# [WHAT IS REQUIRED]
Lines containing the string "EXOS" are to be counted. Write only how many there are.

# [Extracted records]
§
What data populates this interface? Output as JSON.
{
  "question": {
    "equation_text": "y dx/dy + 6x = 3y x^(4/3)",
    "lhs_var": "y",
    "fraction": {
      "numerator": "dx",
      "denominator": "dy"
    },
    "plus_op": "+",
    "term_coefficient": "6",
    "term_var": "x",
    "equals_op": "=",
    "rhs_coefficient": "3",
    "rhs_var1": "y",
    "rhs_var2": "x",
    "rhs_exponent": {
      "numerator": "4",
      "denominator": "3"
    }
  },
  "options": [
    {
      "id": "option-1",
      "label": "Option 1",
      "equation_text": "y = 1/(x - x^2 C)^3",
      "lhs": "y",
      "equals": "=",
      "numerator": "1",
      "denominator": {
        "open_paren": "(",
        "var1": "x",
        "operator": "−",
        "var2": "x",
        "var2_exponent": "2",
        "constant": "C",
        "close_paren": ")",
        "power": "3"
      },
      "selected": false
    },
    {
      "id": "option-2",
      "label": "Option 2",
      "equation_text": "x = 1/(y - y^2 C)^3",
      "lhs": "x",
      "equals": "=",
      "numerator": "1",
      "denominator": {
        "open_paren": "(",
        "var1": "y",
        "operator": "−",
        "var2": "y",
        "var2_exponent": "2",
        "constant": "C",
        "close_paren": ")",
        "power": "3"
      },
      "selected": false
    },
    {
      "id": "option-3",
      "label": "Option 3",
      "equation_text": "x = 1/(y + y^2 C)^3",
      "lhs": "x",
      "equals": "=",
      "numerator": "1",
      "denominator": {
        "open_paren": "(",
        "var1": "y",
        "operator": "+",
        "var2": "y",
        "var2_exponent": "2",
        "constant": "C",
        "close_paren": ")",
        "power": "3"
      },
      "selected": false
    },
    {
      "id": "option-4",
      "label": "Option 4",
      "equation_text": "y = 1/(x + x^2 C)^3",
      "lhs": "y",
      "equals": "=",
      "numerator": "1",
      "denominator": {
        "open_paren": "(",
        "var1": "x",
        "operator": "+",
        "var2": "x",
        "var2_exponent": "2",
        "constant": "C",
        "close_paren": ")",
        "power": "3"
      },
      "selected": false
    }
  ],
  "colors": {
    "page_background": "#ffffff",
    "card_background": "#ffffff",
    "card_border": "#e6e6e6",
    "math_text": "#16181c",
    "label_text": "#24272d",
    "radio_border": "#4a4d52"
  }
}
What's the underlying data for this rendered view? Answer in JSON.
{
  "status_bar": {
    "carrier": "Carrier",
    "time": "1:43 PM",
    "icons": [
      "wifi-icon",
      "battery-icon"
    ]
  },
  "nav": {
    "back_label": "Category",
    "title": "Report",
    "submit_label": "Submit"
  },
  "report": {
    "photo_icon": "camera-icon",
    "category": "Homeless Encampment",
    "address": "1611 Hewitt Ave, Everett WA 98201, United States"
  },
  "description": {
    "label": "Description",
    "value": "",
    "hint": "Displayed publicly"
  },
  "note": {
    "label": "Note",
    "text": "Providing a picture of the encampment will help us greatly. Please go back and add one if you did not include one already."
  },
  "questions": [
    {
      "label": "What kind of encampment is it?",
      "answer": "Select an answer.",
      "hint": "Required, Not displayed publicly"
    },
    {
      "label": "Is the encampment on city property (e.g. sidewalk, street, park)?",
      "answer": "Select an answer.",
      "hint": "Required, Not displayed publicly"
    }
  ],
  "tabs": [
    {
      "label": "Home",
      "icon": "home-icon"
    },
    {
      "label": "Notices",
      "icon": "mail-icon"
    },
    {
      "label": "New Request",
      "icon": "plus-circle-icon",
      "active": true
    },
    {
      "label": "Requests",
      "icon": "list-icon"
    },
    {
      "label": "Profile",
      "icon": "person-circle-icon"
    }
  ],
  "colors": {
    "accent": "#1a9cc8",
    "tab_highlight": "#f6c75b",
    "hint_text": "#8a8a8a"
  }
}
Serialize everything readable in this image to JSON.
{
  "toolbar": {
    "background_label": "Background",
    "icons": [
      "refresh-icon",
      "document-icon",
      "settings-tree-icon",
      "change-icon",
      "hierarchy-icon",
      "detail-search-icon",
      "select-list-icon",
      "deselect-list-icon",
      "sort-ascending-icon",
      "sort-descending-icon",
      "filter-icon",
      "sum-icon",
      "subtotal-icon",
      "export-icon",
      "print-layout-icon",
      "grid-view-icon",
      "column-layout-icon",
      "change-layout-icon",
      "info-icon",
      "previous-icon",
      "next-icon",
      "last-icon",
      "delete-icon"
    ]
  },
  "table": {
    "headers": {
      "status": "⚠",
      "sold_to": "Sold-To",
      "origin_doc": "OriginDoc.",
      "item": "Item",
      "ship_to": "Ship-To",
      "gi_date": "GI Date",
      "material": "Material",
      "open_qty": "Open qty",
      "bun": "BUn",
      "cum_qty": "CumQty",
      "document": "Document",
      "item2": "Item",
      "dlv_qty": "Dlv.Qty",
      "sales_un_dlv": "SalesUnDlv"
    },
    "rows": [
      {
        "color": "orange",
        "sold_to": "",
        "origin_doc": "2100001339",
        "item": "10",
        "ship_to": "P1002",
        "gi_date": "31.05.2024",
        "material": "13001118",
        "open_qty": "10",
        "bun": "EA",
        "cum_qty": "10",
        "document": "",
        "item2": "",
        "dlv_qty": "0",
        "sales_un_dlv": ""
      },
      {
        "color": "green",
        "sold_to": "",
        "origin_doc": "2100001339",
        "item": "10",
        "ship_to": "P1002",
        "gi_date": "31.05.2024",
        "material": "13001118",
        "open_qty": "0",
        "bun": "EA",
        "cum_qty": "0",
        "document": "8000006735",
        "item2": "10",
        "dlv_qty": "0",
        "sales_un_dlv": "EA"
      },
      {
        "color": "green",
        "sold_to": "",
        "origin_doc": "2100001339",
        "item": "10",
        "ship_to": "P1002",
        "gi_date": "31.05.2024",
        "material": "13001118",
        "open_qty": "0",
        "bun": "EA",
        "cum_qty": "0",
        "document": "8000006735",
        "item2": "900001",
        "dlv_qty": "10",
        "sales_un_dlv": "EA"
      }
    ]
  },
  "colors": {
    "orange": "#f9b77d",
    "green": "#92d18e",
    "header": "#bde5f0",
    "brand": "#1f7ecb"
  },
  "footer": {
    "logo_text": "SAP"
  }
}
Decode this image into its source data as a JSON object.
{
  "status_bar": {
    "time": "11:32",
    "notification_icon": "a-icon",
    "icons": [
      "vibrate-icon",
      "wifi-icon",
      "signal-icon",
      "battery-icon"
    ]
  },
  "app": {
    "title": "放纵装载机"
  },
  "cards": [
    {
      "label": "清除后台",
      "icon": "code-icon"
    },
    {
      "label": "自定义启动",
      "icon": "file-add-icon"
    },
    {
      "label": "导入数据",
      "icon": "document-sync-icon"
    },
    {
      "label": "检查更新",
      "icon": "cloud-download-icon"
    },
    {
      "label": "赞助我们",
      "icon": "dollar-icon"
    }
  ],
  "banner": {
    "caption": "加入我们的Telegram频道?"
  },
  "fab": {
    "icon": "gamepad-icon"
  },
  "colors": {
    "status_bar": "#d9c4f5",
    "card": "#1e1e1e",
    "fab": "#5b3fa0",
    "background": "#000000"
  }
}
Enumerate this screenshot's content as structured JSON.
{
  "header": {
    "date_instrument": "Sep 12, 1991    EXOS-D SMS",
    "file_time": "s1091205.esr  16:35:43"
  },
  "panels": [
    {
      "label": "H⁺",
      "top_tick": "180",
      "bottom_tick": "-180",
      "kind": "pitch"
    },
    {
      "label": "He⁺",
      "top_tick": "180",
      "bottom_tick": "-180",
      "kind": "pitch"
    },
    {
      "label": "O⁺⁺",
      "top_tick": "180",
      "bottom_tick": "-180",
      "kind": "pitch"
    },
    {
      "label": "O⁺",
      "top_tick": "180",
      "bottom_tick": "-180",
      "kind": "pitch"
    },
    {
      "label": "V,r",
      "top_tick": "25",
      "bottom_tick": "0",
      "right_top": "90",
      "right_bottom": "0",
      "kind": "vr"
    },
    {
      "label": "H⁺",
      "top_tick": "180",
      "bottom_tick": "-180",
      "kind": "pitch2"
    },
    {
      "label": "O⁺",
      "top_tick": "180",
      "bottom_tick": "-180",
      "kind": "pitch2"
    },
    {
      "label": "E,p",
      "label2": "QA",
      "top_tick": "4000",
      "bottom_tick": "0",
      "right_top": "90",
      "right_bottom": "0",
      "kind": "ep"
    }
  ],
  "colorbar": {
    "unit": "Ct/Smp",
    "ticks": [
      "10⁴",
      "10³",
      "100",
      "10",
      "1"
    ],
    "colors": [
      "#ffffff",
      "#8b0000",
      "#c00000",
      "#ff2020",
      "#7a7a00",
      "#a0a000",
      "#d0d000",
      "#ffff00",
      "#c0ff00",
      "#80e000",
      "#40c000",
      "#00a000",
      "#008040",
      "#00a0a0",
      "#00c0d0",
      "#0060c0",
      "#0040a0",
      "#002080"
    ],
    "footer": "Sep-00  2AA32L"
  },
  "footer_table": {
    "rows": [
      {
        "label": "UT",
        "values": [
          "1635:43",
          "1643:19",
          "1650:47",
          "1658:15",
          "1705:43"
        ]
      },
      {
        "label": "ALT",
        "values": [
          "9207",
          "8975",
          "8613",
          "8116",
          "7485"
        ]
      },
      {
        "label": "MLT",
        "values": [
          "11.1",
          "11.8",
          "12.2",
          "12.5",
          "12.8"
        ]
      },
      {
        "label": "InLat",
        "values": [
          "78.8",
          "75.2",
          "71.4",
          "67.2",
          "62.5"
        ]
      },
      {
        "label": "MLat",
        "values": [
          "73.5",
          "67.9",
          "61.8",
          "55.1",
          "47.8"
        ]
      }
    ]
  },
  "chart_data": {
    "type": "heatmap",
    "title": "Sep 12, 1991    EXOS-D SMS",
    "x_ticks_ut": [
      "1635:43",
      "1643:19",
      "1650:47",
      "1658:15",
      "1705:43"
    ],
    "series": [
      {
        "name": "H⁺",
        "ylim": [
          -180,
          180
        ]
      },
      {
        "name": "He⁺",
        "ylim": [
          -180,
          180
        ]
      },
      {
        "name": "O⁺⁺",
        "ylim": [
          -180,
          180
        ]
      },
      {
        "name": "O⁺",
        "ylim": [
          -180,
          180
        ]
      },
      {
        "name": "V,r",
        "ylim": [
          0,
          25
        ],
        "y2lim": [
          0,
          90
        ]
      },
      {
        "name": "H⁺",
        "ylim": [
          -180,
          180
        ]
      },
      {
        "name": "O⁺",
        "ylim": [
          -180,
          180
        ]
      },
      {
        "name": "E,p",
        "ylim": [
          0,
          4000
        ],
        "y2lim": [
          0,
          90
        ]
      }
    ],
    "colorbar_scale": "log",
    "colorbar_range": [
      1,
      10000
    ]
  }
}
§
# [RESULT FOR THIS TASK]
2